_THE PROBLEM:_
Write out the full listing again, exactly as it stands.

________

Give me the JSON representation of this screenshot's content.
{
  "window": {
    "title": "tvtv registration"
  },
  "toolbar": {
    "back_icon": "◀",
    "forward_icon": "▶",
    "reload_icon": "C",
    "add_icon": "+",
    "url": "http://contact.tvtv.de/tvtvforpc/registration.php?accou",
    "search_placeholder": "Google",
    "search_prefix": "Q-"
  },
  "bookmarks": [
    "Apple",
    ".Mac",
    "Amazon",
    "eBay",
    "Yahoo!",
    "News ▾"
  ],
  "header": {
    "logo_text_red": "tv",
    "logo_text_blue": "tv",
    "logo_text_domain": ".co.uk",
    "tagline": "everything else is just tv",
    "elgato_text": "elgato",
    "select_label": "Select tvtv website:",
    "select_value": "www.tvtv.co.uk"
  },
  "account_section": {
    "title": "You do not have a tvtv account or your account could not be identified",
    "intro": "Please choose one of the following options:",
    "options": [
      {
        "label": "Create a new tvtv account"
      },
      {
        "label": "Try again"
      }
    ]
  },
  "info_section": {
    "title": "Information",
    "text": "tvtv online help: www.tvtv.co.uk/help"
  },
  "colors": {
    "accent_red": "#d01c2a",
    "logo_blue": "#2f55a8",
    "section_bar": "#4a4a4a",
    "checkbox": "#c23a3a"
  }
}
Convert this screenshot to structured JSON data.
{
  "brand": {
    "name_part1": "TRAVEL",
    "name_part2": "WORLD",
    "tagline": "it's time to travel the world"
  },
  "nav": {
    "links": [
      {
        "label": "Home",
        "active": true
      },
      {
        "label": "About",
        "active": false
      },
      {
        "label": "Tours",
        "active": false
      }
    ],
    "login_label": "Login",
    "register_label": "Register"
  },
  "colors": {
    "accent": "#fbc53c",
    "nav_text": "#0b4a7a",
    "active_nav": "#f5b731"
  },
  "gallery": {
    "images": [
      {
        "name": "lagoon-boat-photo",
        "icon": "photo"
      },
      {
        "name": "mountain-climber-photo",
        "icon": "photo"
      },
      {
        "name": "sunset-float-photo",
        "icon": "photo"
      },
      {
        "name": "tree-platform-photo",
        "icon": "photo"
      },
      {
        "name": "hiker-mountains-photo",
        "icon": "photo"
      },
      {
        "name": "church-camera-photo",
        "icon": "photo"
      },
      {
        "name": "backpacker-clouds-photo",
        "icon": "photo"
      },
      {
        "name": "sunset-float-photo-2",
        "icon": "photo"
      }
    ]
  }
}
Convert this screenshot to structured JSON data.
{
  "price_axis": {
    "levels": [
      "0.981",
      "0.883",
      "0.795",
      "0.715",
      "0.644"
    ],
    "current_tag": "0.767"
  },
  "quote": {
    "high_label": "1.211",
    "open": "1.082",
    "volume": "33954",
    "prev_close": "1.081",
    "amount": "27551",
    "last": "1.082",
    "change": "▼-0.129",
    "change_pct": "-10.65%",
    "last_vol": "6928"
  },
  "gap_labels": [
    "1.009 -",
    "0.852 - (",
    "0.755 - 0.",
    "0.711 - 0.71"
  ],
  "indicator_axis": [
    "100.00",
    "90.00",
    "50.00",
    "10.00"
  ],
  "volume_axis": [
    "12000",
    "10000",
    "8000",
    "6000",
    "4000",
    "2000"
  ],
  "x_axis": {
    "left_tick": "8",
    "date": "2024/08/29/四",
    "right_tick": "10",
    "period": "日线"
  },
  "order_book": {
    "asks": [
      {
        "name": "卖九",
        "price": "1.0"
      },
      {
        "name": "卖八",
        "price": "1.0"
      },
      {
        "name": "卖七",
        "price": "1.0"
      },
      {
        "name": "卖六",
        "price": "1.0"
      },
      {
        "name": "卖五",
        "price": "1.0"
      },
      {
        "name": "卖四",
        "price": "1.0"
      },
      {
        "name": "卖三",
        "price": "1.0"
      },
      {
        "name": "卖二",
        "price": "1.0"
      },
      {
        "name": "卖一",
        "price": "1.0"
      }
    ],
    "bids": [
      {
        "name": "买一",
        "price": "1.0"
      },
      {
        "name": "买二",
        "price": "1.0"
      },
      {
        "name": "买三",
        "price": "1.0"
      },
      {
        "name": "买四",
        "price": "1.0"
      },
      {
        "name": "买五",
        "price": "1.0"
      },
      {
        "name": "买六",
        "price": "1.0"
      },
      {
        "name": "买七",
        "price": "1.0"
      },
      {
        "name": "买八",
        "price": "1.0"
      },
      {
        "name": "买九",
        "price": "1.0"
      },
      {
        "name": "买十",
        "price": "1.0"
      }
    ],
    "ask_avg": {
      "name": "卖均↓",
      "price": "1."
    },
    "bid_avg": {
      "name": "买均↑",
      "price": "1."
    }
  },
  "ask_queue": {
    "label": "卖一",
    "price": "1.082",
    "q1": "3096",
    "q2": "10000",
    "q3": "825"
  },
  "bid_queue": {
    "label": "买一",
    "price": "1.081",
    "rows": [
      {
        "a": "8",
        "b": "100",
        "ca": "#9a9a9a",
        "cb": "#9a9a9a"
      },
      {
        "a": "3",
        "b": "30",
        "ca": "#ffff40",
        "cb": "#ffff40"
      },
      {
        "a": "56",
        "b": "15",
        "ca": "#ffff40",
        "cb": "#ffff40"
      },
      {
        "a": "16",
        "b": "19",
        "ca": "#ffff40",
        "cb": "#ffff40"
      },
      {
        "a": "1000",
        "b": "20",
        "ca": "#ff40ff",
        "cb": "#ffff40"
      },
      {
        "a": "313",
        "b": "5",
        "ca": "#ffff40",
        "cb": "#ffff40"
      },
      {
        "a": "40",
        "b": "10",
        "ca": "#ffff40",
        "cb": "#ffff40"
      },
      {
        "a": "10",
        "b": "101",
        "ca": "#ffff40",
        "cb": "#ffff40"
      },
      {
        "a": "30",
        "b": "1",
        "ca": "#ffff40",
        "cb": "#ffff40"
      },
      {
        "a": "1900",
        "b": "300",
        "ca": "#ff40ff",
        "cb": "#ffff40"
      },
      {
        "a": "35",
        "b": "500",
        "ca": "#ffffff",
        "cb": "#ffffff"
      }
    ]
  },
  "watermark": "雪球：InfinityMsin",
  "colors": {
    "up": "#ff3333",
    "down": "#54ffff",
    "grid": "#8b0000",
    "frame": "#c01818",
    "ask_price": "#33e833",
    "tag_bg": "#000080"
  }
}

________

_REPLY:_
Give me the JSON representation of this screenshot's content.
{
  "window": {
    "title": "tvtv registration"
  },
  "toolbar": {
    "back_icon": "◀",
    "forward_icon": "▶",
    "reload_icon": "C",
    "add_icon": "+",
    "url": "http://contact.tvtv.de/tvtvforpc/registration.php?accou",
    "search_placeholder": "Google",
    "search_prefix": "Q-"
  },
  "bookmarks": [
    "Apple",
    ".Mac",
    "Amazon",
    "eBay",
    "Yahoo!",
    "News ▾"
  ],
  "header": {
    "logo_text_red": "tv",
    "logo_text_blue": "tv",
    "logo_text_domain": ".co.uk",
    "tagline": "everything else is just tv",
    "elgato_text": "elgato",
    "select_label": "Select tvtv website:",
    "select_value": "www.tvtv.co.uk"
  },
  "account_section": {
    "title": "You do not have a tvtv account or your account could not be identified",
    "intro": "Please choose one of the following options:",
    "options": [
      {
        "label": "Create a new tvtv account"
      },
      {
        "label": "Try again"
      }
    ]
  },
  "info_section": {
    "title": "Information",
    "text": "tvtv online help: www.tvtv.co.uk/help"
  },
  "colors": {
    "accent_red": "#d01c2a",
    "logo_blue": "#2f55a8",
    "section_bar": "#4a4a4a",
    "checkbox": "#c23a3a"
  }
}
Convert this screenshot to structured JSON data.
{
  "brand": {
    "name_part1": "TRAVEL",
    "name_part2": "WORLD",
    "tagline": "it's time to travel the world"
  },
  "nav": {
    "links": [
      {
        "label": "Home",
        "active": true
      },
      {
        "label": "About",
        "active": false
      },
      {
        "label": "Tours",
        "active": false
      }
    ],
    "login_label": "Login",
    "register_label": "Register"
  },
  "colors": {
    "accent": "#fbc53c",
    "nav_text": "#0b4a7a",
    "active_nav": "#f5b731"
  },
  "gallery": {
    "images": [
      {
        "name": "lagoon-boat-photo",
        "icon": "photo"
      },
      {
        "name": "mountain-climber-photo",
        "icon": "photo"
      },
      {
        "name": "sunset-float-photo",
        "icon": "photo"
      },
      {
        "name": "tree-platform-photo",
        "icon": "photo"
      },
      {
        "name": "hiker-mountains-photo",
        "icon": "photo"
      },
      {
        "name": "church-camera-photo",
        "icon": "photo"
      },
      {
        "name": "backpacker-clouds-photo",
        "icon": "photo"
      },
      {
        "name": "sunset-float-photo-2",
        "icon": "photo"
      }
    ]
  }
}
Convert this screenshot to structured JSON data.
{
  "price_axis": {
    "levels": [
      "0.981",
      "0.883",
      "0.795",
      "0.715",
      "0.644"
    ],
    "current_tag": "0.767"
  },
  "quote": {
    "high_label": "1.211",
    "open": "1.082",
    "volume": "33954",
    "prev_close": "1.081",
    "amount": "27551",
    "last": "1.082",
    "change": "▼-0.129",
    "change_pct": "-10.65%",
    "last_vol": "6928"
  },
  "gap_labels": [
    "1.009 -",
    "0.852 - (",
    "0.755 - 0.",
    "0.711 - 0.71"
  ],
  "indicator_axis": [
    "100.00",
    "90.00",
    "50.00",
    "10.00"
  ],
  "volume_axis": [
    "12000",
    "10000",
    "8000",
    "6000",
    "4000",
    "2000"
  ],
  "x_axis": {
    "left_tick": "8",
    "date": "2024/08/29/四",
    "right_tick": "10",
    "period": "日线"
  },
  "order_book": {
    "asks": [
      {
        "name": "卖九",
        "price": "1.0"
      },
      {
        "name": "卖八",
        "price": "1.0"
      },
      {
        "name": "卖七",
        "price": "1.0"
      },
      {
        "name": "卖六",
        "price": "1.0"
      },
      {
        "name": "卖五",
        "price": "1.0"
      },
      {
        "name": "卖四",
        "price": "1.0"
      },
      {
        "name": "卖三",
        "price": "1.0"
      },
      {
        "name": "卖二",
        "price": "1.0"
      },
      {
        "name": "卖一",
        "price": "1.0"
      }
    ],
    "bids": [
      {
        "name": "买一",
        "price": "1.0"
      },
      {
        "name": "买二",
        "price": "1.0"
      },
      {
        "name": "买三",
        "price": "1.0"
      },
      {
        "name": "买四",
        "price": "1.0"
      },
      {
        "name": "买五",
        "price": "1.0"
      },
      {
        "name": "买六",
        "price": "1.0"
      },
      {
        "name": "买七",
        "price": "1.0"
      },
      {
        "name": "买八",
        "price": "1.0"
      },
      {
        "name": "买九",
        "price": "1.0"
      },
      {
        "name": "买十",
        "price": "1.0"
      }
    ],
    "ask_avg": {
      "name": "卖均↓",
      "price": "1."
    },
    "bid_avg": {
      "name": "买均↑",
      "price": "1."
    }
  },
  "ask_queue": {
    "label": "卖一",
    "price": "1.082",
    "q1": "3096",
    "q2": "10000",
    "q3": "825"
  },
  "bid_queue": {
    "label": "买一",
    "price": "1.081",
    "rows": [
      {
        "a": "8",
        "b": "100",
        "ca": "#9a9a9a",
        "cb": "#9a9a9a"
      },
      {
        "a": "3",
        "b": "30",
        "ca": "#ffff40",
        "cb": "#ffff40"
      },
      {
        "a": "56",
        "b": "15",
        "ca": "#ffff40",
        "cb": "#ffff40"
      },
      {
        "a": "16",
        "b": "19",
        "ca": "#ffff40",
        "cb": "#ffff40"
      },
      {
        "a": "1000",
        "b": "20",
        "ca": "#ff40ff",
        "cb": "#ffff40"
      },
      {
        "a": "313",
        "b": "5",
        "ca": "#ffff40",
        "cb": "#ffff40"
      },
      {
        "a": "40",
        "b": "10",
        "ca": "#ffff40",
        "cb": "#ffff40"
      },
      {
        "a": "10",
        "b": "101",
        "ca": "#ffff40",
        "cb": "#ffff40"
      },
      {
        "a": "30",
        "b": "1",
        "ca": "#ffff40",
        "cb": "#ffff40"
      },
      {
        "a": "1900",
        "b": "300",
        "ca": "#ff40ff",
        "cb": "#ffff40"
      },
      {
        "a": "35",
        "b": "500",
        "ca": "#ffffff",
        "cb": "#ffffff"
      }
    ]
  },
  "watermark": "雪球：InfinityMsin",
  "colors": {
    "up": "#ff3333",
    "down": "#54ffff",
    "grid": "#8b0000",
    "frame": "#c01818",
    "ask_price": "#33e833",
    "tag_bg": "#000080"
  }
}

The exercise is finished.